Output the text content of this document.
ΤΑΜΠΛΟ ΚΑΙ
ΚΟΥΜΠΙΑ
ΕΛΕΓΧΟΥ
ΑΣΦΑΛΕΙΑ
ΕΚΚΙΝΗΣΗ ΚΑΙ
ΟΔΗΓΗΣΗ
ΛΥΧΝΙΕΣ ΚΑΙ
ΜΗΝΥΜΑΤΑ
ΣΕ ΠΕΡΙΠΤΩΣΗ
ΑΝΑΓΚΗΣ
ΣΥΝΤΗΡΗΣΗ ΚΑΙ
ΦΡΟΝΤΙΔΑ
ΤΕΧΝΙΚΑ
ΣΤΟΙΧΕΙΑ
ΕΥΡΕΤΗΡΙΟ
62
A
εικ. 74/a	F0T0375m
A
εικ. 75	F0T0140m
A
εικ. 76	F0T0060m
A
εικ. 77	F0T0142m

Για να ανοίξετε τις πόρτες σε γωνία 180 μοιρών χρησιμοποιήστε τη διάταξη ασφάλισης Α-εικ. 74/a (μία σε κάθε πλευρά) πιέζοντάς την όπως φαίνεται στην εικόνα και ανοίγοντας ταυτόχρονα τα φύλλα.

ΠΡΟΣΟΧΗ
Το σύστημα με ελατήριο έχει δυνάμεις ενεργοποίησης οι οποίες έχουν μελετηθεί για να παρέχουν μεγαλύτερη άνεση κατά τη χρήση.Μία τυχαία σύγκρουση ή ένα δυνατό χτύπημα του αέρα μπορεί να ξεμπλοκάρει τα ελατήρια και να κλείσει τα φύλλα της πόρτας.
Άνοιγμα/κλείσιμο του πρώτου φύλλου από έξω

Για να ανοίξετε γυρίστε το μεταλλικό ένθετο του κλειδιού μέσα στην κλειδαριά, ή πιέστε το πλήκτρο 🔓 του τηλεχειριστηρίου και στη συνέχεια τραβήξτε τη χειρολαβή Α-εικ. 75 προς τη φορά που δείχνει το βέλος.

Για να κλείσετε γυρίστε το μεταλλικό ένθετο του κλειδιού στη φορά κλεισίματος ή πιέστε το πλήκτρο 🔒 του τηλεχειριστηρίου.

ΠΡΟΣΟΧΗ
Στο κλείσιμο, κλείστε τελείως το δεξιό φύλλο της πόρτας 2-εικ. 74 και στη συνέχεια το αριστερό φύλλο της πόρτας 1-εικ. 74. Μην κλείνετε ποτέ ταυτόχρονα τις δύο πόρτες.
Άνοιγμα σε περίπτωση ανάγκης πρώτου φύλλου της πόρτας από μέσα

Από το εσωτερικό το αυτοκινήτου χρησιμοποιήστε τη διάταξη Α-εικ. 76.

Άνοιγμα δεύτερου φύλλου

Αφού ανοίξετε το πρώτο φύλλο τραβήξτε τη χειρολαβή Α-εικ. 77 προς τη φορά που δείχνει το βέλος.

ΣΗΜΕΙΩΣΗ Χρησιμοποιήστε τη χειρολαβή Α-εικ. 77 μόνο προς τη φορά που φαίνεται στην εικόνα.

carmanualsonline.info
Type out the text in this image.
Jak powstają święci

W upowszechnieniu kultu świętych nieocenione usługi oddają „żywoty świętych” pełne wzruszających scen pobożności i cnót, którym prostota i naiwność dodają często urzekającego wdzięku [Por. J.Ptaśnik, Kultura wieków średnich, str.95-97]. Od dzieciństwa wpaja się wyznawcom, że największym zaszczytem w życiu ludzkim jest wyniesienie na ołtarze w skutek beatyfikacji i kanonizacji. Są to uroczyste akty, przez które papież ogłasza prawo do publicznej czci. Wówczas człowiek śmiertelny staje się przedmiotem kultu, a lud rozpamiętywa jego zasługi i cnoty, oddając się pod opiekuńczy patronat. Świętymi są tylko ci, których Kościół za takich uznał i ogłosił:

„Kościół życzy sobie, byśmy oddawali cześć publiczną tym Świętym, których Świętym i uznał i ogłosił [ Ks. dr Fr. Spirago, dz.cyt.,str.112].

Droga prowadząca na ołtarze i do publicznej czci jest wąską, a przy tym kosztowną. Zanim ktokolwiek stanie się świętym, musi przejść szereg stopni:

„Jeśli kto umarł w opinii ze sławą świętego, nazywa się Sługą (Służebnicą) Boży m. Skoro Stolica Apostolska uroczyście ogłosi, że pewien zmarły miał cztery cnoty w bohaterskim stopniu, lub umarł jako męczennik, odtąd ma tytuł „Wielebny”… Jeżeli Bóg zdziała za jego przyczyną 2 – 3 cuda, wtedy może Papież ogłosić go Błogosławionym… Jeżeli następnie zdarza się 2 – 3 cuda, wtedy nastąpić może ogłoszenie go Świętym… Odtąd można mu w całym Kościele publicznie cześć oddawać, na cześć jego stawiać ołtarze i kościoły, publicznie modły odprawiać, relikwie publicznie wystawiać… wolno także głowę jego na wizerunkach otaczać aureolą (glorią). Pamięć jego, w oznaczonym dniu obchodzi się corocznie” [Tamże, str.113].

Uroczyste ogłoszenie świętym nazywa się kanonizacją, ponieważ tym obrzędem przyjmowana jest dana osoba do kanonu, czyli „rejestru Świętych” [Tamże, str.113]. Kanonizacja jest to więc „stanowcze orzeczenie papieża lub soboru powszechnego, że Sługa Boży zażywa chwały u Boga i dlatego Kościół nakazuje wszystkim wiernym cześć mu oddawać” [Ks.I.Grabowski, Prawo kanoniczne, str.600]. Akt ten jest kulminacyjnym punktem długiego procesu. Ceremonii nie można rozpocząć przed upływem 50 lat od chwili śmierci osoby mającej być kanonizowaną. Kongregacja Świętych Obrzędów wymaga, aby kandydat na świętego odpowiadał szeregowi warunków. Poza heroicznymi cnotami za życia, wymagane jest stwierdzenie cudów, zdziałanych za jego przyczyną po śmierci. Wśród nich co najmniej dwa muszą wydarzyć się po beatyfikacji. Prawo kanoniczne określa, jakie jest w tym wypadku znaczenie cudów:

* * * * *

_Required work_:
Output the whole listing above again, word for word.

_Complete answer_:
Output the text content of this document.
ΤΑΜΠΛΟ ΚΑΙ
ΚΟΥΜΠΙΑ
ΕΛΕΓΧΟΥ
ΑΣΦΑΛΕΙΑ
ΕΚΚΙΝΗΣΗ ΚΑΙ
ΟΔΗΓΗΣΗ
ΛΥΧΝΙΕΣ ΚΑΙ
ΜΗΝΥΜΑΤΑ
ΣΕ ΠΕΡΙΠΤΩΣΗ
ΑΝΑΓΚΗΣ
ΣΥΝΤΗΡΗΣΗ ΚΑΙ
ΦΡΟΝΤΙΔΑ
ΤΕΧΝΙΚΑ
ΣΤΟΙΧΕΙΑ
ΕΥΡΕΤΗΡΙΟ
62
A
εικ. 74/a	F0T0375m
A
εικ. 75	F0T0140m
A
εικ. 76	F0T0060m
A
εικ. 77	F0T0142m

Για να ανοίξετε τις πόρτες σε γωνία 180 μοιρών χρησιμοποιήστε τη διάταξη ασφάλισης Α-εικ. 74/a (μία σε κάθε πλευρά) πιέζοντάς την όπως φαίνεται στην εικόνα και ανοίγοντας ταυτόχρονα τα φύλλα.

ΠΡΟΣΟΧΗ
Το σύστημα με ελατήριο έχει δυνάμεις ενεργοποίησης οι οποίες έχουν μελετηθεί για να παρέχουν μεγαλύτερη άνεση κατά τη χρήση.Μία τυχαία σύγκρουση ή ένα δυνατό χτύπημα του αέρα μπορεί να ξεμπλοκάρει τα ελατήρια και να κλείσει τα φύλλα της πόρτας.
Άνοιγμα/κλείσιμο του πρώτου φύλλου από έξω

Για να ανοίξετε γυρίστε το μεταλλικό ένθετο του κλειδιού μέσα στην κλειδαριά, ή πιέστε το πλήκτρο 🔓 του τηλεχειριστηρίου και στη συνέχεια τραβήξτε τη χειρολαβή Α-εικ. 75 προς τη φορά που δείχνει το βέλος.

Για να κλείσετε γυρίστε το μεταλλικό ένθετο του κλειδιού στη φορά κλεισίματος ή πιέστε το πλήκτρο 🔒 του τηλεχειριστηρίου.

ΠΡΟΣΟΧΗ
Στο κλείσιμο, κλείστε τελείως το δεξιό φύλλο της πόρτας 2-εικ. 74 και στη συνέχεια το αριστερό φύλλο της πόρτας 1-εικ. 74. Μην κλείνετε ποτέ ταυτόχρονα τις δύο πόρτες.
Άνοιγμα σε περίπτωση ανάγκης πρώτου φύλλου της πόρτας από μέσα

Από το εσωτερικό το αυτοκινήτου χρησιμοποιήστε τη διάταξη Α-εικ. 76.

Άνοιγμα δεύτερου φύλλου

Αφού ανοίξετε το πρώτο φύλλο τραβήξτε τη χειρολαβή Α-εικ. 77 προς τη φορά που δείχνει το βέλος.

ΣΗΜΕΙΩΣΗ Χρησιμοποιήστε τη χειρολαβή Α-εικ. 77 μόνο προς τη φορά που φαίνεται στην εικόνα.

carmanualsonline.info
Type out the text in this image.
Jak powstają święci

W upowszechnieniu kultu świętych nieocenione usługi oddają „żywoty świętych” pełne wzruszających scen pobożności i cnót, którym prostota i naiwność dodają często urzekającego wdzięku [Por. J.Ptaśnik, Kultura wieków średnich, str.95-97]. Od dzieciństwa wpaja się wyznawcom, że największym zaszczytem w życiu ludzkim jest wyniesienie na ołtarze w skutek beatyfikacji i kanonizacji. Są to uroczyste akty, przez które papież ogłasza prawo do publicznej czci. Wówczas człowiek śmiertelny staje się przedmiotem kultu, a lud rozpamiętywa jego zasługi i cnoty, oddając się pod opiekuńczy patronat. Świętymi są tylko ci, których Kościół za takich uznał i ogłosił:

„Kościół życzy sobie, byśmy oddawali cześć publiczną tym Świętym, których Świętym i uznał i ogłosił [ Ks. dr Fr. Spirago, dz.cyt.,str.112].

Droga prowadząca na ołtarze i do publicznej czci jest wąską, a przy tym kosztowną. Zanim ktokolwiek stanie się świętym, musi przejść szereg stopni:

„Jeśli kto umarł w opinii ze sławą świętego, nazywa się Sługą (Służebnicą) Boży m. Skoro Stolica Apostolska uroczyście ogłosi, że pewien zmarły miał cztery cnoty w bohaterskim stopniu, lub umarł jako męczennik, odtąd ma tytuł „Wielebny”… Jeżeli Bóg zdziała za jego przyczyną 2 – 3 cuda, wtedy może Papież ogłosić go Błogosławionym… Jeżeli następnie zdarza się 2 – 3 cuda, wtedy nastąpić może ogłoszenie go Świętym… Odtąd można mu w całym Kościele publicznie cześć oddawać, na cześć jego stawiać ołtarze i kościoły, publicznie modły odprawiać, relikwie publicznie wystawiać… wolno także głowę jego na wizerunkach otaczać aureolą (glorią). Pamięć jego, w oznaczonym dniu obchodzi się corocznie” [Tamże, str.113].

Uroczyste ogłoszenie świętym nazywa się kanonizacją, ponieważ tym obrzędem przyjmowana jest dana osoba do kanonu, czyli „rejestru Świętych” [Tamże, str.113]. Kanonizacja jest to więc „stanowcze orzeczenie papieża lub soboru powszechnego, że Sługa Boży zażywa chwały u Boga i dlatego Kościół nakazuje wszystkim wiernym cześć mu oddawać” [Ks.I.Grabowski, Prawo kanoniczne, str.600]. Akt ten jest kulminacyjnym punktem długiego procesu. Ceremonii nie można rozpocząć przed upływem 50 lat od chwili śmierci osoby mającej być kanonizowaną. Kongregacja Świętych Obrzędów wymaga, aby kandydat na świętego odpowiadał szeregowi warunków. Poza heroicznymi cnotami za życia, wymagane jest stwierdzenie cudów, zdziałanych za jego przyczyną po śmierci. Wśród nich co najmniej dwa muszą wydarzyć się po beatyfikacji. Prawo kanoniczne określa, jakie jest w tym wypadku znaczenie cudów:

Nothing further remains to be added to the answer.